Please give all the records below again with "Patent image size" swapped for "Drawing dimensions" and nothing else changed. Leave the pictures out of your answer.

--- --- ---

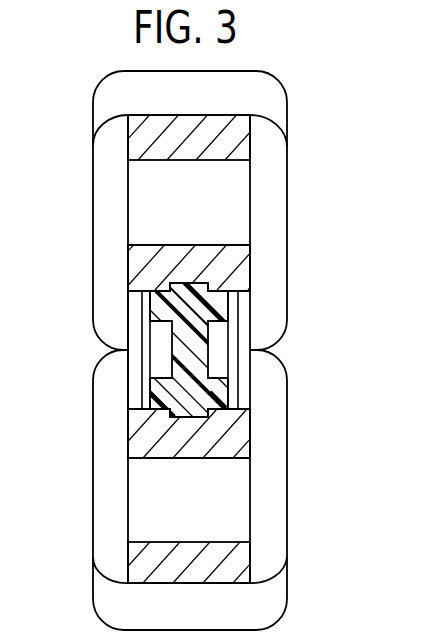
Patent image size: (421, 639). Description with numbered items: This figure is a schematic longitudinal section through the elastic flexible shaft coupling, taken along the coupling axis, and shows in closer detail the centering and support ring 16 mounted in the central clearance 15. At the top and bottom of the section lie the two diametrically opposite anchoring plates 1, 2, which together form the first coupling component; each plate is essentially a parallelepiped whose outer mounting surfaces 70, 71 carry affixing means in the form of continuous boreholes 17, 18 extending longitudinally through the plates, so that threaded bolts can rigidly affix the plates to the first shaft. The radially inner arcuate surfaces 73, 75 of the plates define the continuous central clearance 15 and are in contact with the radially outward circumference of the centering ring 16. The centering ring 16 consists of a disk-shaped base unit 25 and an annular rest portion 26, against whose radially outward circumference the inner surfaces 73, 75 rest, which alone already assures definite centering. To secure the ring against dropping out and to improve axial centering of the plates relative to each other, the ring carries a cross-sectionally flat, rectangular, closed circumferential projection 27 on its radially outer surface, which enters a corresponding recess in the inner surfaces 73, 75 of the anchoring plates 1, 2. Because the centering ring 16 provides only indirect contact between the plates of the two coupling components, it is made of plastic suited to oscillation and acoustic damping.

The anchoring plate 1 is at (235, 138).
The anchoring plate 2 is at (238, 571).
The central clearance 15 is at (231, 307).
The centering ring 16 is at (126, 382).
The continuous borehole 17 is at (217, 162).
The continuous borehole 18 is at (177, 538).
The disk-shaped base unit 25 is at (192, 350).
The annular rest portion 26 is at (142, 308).
The circumferential projection 27 is at (186, 426).
The outer mounting surface 70 is at (251, 450).
The outer mounting surface 71 is at (130, 440).
The inner arcuate surface 73 is at (137, 290).
The inner arcuate surface 75 is at (237, 408).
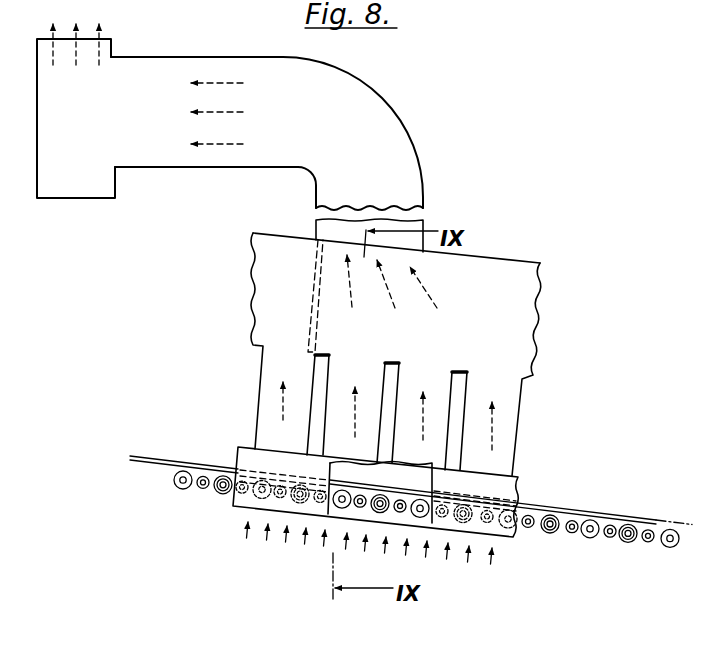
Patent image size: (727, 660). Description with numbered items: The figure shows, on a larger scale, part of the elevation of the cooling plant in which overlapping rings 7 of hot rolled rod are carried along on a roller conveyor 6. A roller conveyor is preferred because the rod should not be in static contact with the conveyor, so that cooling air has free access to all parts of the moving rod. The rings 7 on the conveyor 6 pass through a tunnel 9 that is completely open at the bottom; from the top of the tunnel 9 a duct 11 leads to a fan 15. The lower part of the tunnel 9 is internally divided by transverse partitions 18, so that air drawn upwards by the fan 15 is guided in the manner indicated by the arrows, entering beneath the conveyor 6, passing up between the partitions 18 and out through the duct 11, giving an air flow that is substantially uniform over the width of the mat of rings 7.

The fan 15 is at (97, 190).
The duct 11 is at (227, 162).
The tunnel 9 is at (272, 362).
The transverse partitions 18 is at (467, 393).
The overlapping rings 7 is at (578, 509).
The conveyor 6 is at (588, 539).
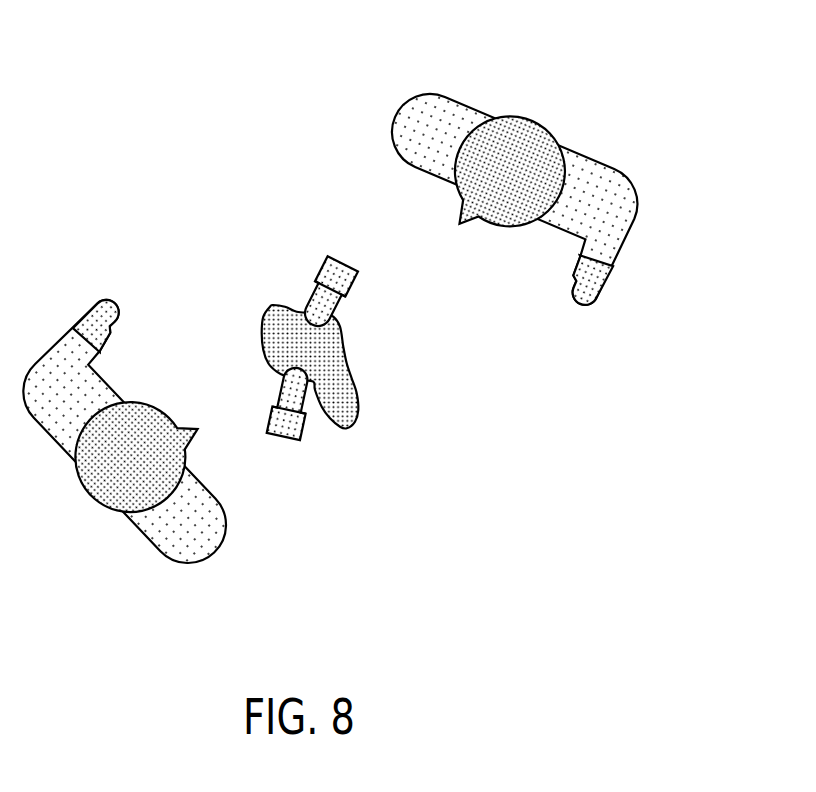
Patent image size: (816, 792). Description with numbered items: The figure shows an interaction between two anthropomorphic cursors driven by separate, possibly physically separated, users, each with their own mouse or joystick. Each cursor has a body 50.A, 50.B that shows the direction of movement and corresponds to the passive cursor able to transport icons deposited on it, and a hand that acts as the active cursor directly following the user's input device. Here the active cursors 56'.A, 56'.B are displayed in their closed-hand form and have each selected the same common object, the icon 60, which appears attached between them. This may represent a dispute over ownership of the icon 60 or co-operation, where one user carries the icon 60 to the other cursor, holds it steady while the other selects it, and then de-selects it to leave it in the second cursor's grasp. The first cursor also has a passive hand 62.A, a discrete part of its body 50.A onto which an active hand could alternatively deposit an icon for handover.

The body of first anthropomorphic cursor 50.A is at (420, 110).
The body of second anthropomorphic cursor 50.B is at (176, 548).
The passive hand of first anthropomorphic cursor 62.A is at (594, 286).
The icon 60 is at (345, 379).
The active cursor of first anthropomorphic cursor 56'.A is at (293, 294).
The active cursor of second anthropomorphic cursor 56'.B is at (257, 403).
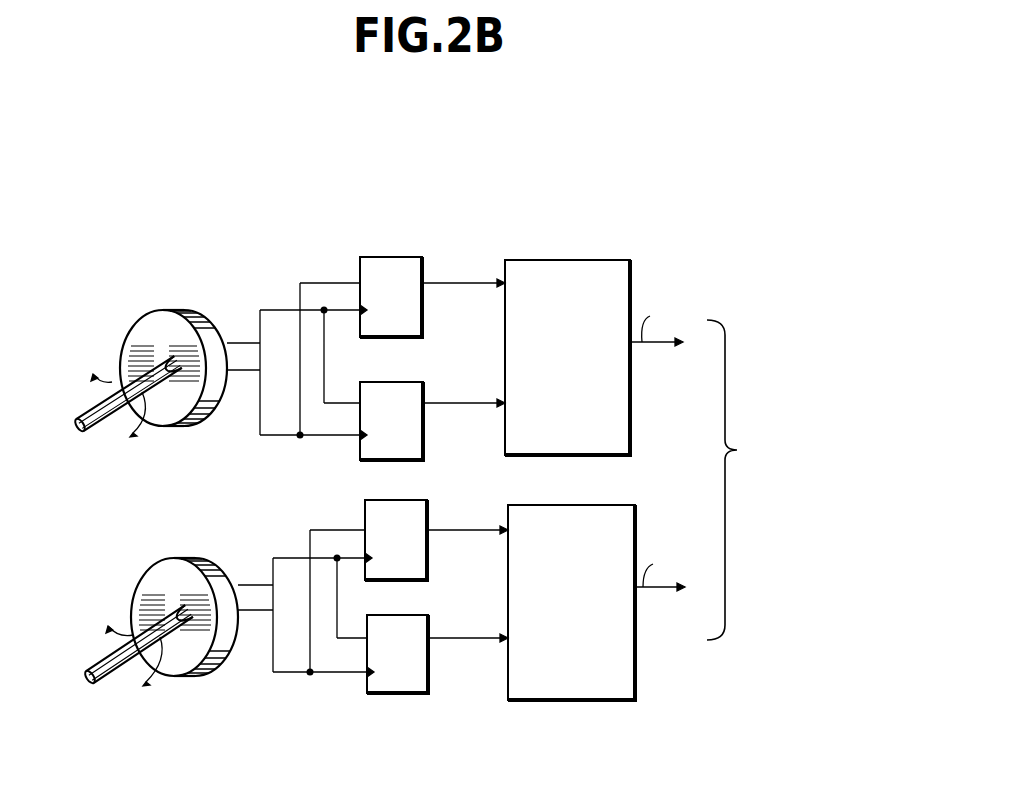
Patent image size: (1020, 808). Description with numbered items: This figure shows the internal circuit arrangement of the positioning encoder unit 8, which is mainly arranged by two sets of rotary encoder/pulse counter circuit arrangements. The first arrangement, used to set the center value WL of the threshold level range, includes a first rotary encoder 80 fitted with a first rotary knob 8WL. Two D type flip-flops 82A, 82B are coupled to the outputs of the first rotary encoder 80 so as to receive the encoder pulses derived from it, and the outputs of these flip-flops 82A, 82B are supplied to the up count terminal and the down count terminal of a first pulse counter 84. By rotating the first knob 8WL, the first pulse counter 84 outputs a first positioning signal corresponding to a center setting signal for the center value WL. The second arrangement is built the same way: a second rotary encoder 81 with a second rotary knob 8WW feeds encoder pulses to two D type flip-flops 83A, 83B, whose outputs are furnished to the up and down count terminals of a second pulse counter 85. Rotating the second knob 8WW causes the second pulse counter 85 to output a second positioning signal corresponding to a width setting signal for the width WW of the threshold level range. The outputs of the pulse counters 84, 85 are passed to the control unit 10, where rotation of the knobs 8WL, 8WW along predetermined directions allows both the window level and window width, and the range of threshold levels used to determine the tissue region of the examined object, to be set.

The positioning encoder unit 8 is at (618, 152).
The first rotary encoder 80 is at (177, 310).
The second rotary encoder 81 is at (217, 540).
The first rotary knob 8WL is at (107, 423).
The second rotary knob 8WW is at (105, 680).
The D type flip-flop 82A is at (382, 257).
The D type flip-flop 82B is at (390, 382).
The D type flip-flop 83A is at (398, 500).
The D type flip-flop 83B is at (402, 615).
The first pulse counter 84 is at (580, 258).
The second pulse counter 85 is at (613, 505).
The control unit 10 is at (932, 450).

--- --- ---

• [Response for this exercise]
Drawing dimensions: (421, 639). Description with numbered items: This figure is a schematic longitudinal section through the elastic flexible shaft coupling, taken along the coupling axis, and shows in closer detail the centering and support ring 16 mounted in the central clearance 15. At the top and bottom of the section lie the two diametrically opposite anchoring plates 1, 2, which together form the first coupling component; each plate is essentially a parallelepiped whose outer mounting surfaces 70, 71 carry affixing means in the form of continuous boreholes 17, 18 extending longitudinally through the plates, so that threaded bolts can rigidly affix the plates to the first shaft. The radially inner arcuate surfaces 73, 75 of the plates define the continuous central clearance 15 and are in contact with the radially outward circumference of the centering ring 16. The centering ring 16 consists of a disk-shaped base unit 25 and an annular rest portion 26, against whose radially outward circumference the inner surfaces 73, 75 rest, which alone already assures definite centering. To secure the ring against dropping out and to improve axial centering of the plates relative to each other, the ring carries a cross-sectionally flat, rectangular, closed circumferential projection 27 on its radially outer surface, which enters a corresponding recess in the inner surfaces 73, 75 of the anchoring plates 1, 2. Because the centering ring 16 provides only indirect contact between the plates of the two coupling components, it is made of plastic suited to oscillation and acoustic damping.

The anchoring plate 1 is at (235, 138).
The anchoring plate 2 is at (238, 571).
The central clearance 15 is at (231, 307).
The centering ring 16 is at (126, 382).
The continuous borehole 17 is at (217, 162).
The continuous borehole 18 is at (177, 538).
The disk-shaped base unit 25 is at (192, 350).
The annular rest portion 26 is at (142, 308).
The circumferential projection 27 is at (186, 426).
The outer mounting surface 70 is at (251, 450).
The outer mounting surface 71 is at (130, 440).
The inner arcuate surface 73 is at (137, 290).
The inner arcuate surface 75 is at (237, 408).
Drawing dimensions: (727, 660). Description with numbered items: The figure shows, on a larger scale, part of the elevation of the cooling plant in which overlapping rings 7 of hot rolled rod are carried along on a roller conveyor 6. A roller conveyor is preferred because the rod should not be in static contact with the conveyor, so that cooling air has free access to all parts of the moving rod. The rings 7 on the conveyor 6 pass through a tunnel 9 that is completely open at the bottom; from the top of the tunnel 9 a duct 11 leads to a fan 15. The lower part of the tunnel 9 is internally divided by transverse partitions 18, so that air drawn upwards by the fan 15 is guided in the manner indicated by the arrows, entering beneath the conveyor 6, passing up between the partitions 18 and out through the duct 11, giving an air flow that is substantially uniform over the width of the mat of rings 7.

The fan 15 is at (97, 190).
The duct 11 is at (227, 162).
The tunnel 9 is at (272, 362).
The transverse partitions 18 is at (467, 393).
The overlapping rings 7 is at (578, 509).
The conveyor 6 is at (588, 539).
Drawing dimensions: (816, 792). Description with numbered items: The figure shows an interaction between two anthropomorphic cursors driven by separate, possibly physically separated, users, each with their own mouse or joystick. Each cursor has a body 50.A, 50.B that shows the direction of movement and corresponds to the passive cursor able to transport icons deposited on it, and a hand that acts as the active cursor directly following the user's input device. Here the active cursors 56'.A, 56'.B are displayed in their closed-hand form and have each selected the same common object, the icon 60, which appears attached between them. This may represent a dispute over ownership of the icon 60 or co-operation, where one user carries the icon 60 to the other cursor, holds it steady while the other selects it, and then de-selects it to leave it in the second cursor's grasp. The first cursor also has a passive hand 62.A, a discrete part of its body 50.A onto which an active hand could alternatively deposit an icon for handover.

The body of first anthropomorphic cursor 50.A is at (420, 110).
The body of second anthropomorphic cursor 50.B is at (176, 548).
The passive hand of first anthropomorphic cursor 62.A is at (594, 286).
The icon 60 is at (345, 379).
The active cursor of first anthropomorphic cursor 56'.A is at (293, 294).
The active cursor of second anthropomorphic cursor 56'.B is at (257, 403).
Drawing dimensions: (1020, 808). Description with numbered items: This figure shows the internal circuit arrangement of the positioning encoder unit 8, which is mainly arranged by two sets of rotary encoder/pulse counter circuit arrangements. The first arrangement, used to set the center value WL of the threshold level range, includes a first rotary encoder 80 fitted with a first rotary knob 8WL. Two D type flip-flops 82A, 82B are coupled to the outputs of the first rotary encoder 80 so as to receive the encoder pulses derived from it, and the outputs of these flip-flops 82A, 82B are supplied to the up count terminal and the down count terminal of a first pulse counter 84. By rotating the first knob 8WL, the first pulse counter 84 outputs a first positioning signal corresponding to a center setting signal for the center value WL. The second arrangement is built the same way: a second rotary encoder 81 with a second rotary knob 8WW feeds encoder pulses to two D type flip-flops 83A, 83B, whose outputs are furnished to the up and down count terminals of a second pulse counter 85. Rotating the second knob 8WW causes the second pulse counter 85 to output a second positioning signal corresponding to a width setting signal for the width WW of the threshold level range. The outputs of the pulse counters 84, 85 are passed to the control unit 10, where rotation of the knobs 8WL, 8WW along predetermined directions allows both the window level and window width, and the range of threshold levels used to determine the tissue region of the examined object, to be set.

The positioning encoder unit 8 is at (618, 152).
The first rotary encoder 80 is at (177, 310).
The second rotary encoder 81 is at (217, 540).
The first rotary knob 8WL is at (107, 423).
The second rotary knob 8WW is at (105, 680).
The D type flip-flop 82A is at (382, 257).
The D type flip-flop 82B is at (390, 382).
The D type flip-flop 83A is at (398, 500).
The D type flip-flop 83B is at (402, 615).
The first pulse counter 84 is at (580, 258).
The second pulse counter 85 is at (613, 505).
The control unit 10 is at (932, 450).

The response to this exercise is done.